Records supplied |
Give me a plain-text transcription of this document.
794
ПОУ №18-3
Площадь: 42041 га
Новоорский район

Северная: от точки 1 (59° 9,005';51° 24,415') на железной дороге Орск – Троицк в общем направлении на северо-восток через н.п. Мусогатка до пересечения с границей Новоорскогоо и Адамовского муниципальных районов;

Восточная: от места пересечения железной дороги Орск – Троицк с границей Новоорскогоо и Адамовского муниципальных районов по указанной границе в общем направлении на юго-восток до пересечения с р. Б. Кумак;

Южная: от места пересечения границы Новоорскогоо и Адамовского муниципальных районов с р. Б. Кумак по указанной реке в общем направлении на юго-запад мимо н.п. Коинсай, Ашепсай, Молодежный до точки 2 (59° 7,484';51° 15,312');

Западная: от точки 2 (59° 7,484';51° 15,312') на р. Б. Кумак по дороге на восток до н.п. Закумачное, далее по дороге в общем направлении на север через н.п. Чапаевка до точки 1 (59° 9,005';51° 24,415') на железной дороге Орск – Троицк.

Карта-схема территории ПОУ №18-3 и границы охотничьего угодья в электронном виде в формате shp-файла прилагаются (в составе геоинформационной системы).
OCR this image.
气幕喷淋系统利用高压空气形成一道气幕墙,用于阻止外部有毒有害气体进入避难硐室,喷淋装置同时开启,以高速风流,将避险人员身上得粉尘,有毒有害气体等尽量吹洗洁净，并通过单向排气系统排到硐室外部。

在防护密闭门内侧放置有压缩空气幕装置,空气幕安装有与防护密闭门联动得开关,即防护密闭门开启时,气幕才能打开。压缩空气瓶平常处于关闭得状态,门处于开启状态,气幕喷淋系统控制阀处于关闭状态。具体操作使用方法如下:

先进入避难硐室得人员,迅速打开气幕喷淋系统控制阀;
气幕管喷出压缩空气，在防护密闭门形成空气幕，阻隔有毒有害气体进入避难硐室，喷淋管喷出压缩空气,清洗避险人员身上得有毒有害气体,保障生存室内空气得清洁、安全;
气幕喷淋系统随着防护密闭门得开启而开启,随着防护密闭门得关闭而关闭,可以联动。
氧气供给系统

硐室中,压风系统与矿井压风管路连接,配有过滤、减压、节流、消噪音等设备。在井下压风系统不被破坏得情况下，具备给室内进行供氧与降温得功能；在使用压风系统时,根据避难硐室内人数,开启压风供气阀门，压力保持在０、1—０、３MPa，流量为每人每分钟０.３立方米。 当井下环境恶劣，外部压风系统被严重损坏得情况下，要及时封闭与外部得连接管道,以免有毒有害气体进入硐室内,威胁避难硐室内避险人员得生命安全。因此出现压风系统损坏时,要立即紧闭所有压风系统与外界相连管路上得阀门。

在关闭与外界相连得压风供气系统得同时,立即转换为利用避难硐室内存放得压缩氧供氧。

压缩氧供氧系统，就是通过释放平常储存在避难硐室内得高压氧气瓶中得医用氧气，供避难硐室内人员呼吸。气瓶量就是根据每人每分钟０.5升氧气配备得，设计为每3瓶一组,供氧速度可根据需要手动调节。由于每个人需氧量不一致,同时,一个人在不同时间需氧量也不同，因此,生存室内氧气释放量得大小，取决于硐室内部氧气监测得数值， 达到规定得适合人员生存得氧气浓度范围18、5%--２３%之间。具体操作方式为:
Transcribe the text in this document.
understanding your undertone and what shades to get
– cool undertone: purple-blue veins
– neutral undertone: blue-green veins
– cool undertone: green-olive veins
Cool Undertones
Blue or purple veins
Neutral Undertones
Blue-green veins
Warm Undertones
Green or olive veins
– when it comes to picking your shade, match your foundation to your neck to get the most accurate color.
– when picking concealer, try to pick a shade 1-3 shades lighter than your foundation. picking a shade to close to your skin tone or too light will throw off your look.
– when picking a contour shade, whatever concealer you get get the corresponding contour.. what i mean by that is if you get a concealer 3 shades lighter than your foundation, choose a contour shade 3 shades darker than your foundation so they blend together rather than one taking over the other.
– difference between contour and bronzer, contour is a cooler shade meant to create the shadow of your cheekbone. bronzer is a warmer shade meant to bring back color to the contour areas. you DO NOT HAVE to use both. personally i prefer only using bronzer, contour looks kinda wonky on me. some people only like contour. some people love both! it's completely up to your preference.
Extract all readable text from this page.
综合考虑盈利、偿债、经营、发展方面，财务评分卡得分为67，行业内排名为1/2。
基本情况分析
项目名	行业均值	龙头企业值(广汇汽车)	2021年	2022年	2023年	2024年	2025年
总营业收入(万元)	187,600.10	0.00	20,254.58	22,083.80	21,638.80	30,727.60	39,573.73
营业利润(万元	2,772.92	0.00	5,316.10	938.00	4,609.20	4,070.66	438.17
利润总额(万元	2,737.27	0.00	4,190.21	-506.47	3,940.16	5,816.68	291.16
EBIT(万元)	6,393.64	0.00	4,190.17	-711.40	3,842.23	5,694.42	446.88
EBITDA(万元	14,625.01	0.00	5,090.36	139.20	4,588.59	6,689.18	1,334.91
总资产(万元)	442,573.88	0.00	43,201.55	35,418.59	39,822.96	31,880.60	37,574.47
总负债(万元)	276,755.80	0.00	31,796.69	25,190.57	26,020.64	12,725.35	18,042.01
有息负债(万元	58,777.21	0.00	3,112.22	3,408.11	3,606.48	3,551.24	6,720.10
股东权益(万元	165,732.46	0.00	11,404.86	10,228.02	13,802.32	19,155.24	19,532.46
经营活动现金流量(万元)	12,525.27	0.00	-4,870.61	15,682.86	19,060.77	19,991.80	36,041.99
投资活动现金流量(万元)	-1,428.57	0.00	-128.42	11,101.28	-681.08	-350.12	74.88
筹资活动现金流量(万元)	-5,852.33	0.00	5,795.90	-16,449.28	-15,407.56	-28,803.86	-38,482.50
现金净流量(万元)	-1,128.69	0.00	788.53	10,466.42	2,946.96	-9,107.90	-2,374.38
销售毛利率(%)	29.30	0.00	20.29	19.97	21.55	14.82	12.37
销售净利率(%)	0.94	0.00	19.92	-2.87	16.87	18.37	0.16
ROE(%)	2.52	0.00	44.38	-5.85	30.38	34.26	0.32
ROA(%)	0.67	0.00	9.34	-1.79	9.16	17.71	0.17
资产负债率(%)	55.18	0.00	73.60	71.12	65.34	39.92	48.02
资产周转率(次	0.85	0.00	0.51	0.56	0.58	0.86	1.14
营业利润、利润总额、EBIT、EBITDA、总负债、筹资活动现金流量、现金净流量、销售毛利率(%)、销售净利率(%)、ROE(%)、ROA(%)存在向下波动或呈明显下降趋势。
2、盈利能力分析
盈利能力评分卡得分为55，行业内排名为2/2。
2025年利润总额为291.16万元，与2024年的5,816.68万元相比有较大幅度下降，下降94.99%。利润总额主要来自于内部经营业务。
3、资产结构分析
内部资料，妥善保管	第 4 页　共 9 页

Brief | Pull every line containing "销售毛利率" from the material above.

Response |
销售毛利率(%)	29.30	0.00	20.29	19.97	21.55	14.82	12.37
营业利润、利润总额、EBIT、EBITDA、总负债、筹资活动现金流量、现金净流量、销售毛利率(%)、销售净利率(%)、ROE(%)、ROA(%)存在向下波动或呈明显下降趋势。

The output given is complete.